Rows from a figure dataset
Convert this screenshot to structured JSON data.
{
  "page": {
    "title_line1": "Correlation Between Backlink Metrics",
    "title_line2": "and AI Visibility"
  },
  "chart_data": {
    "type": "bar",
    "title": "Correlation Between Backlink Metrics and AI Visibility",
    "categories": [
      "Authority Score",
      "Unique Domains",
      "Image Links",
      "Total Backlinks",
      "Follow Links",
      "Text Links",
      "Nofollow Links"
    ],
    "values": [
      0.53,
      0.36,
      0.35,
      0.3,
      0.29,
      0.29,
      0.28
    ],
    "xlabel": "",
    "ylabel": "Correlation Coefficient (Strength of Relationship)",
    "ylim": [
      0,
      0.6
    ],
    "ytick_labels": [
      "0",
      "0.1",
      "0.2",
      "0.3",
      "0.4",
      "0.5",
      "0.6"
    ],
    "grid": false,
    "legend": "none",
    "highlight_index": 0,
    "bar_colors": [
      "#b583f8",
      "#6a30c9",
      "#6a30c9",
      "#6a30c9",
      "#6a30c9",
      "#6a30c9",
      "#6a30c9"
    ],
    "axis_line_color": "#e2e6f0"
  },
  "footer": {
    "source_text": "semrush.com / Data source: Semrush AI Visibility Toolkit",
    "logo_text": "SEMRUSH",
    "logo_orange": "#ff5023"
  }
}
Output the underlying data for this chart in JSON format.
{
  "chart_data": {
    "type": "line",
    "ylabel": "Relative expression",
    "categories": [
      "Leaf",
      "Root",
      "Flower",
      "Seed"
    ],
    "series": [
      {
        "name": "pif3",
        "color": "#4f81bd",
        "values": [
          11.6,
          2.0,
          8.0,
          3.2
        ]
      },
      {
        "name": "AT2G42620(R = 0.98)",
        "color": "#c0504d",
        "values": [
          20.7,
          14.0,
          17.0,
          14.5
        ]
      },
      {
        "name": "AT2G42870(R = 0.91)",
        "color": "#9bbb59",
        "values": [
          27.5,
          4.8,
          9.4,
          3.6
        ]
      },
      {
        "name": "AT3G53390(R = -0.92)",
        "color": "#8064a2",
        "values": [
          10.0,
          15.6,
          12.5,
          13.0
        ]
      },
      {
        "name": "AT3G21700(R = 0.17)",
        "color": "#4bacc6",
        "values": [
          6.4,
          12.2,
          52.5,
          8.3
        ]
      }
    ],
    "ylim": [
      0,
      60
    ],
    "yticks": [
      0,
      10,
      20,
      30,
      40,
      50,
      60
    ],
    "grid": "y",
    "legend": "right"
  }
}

- Work instructions:
Please quote exactly the lines from the one containing "Output the underlying" through the last line of the records above, both included, and nothing else.

- Answer to this task:
Output the underlying data for this chart in JSON format.
{
  "chart_data": {
    "type": "line",
    "ylabel": "Relative expression",
    "categories": [
      "Leaf",
      "Root",
      "Flower",
      "Seed"
    ],
    "series": [
      {
        "name": "pif3",
        "color": "#4f81bd",
        "values": [
          11.6,
          2.0,
          8.0,
          3.2
        ]
      },
      {
        "name": "AT2G42620(R = 0.98)",
        "color": "#c0504d",
        "values": [
          20.7,
          14.0,
          17.0,
          14.5
        ]
      },
      {
        "name": "AT2G42870(R = 0.91)",
        "color": "#9bbb59",
        "values": [
          27.5,
          4.8,
          9.4,
          3.6
        ]
      },
      {
        "name": "AT3G53390(R = -0.92)",
        "color": "#8064a2",
        "values": [
          10.0,
          15.6,
          12.5,
          13.0
        ]
      },
      {
        "name": "AT3G21700(R = 0.17)",
        "color": "#4bacc6",
        "values": [
          6.4,
          12.2,
          52.5,
          8.3
        ]
      }
    ],
    "ylim": [
      0,
      60
    ],
    "yticks": [
      0,
      10,
      20,
      30,
      40,
      50,
      60
    ],
    "grid": "y",
    "legend": "right"
  }
}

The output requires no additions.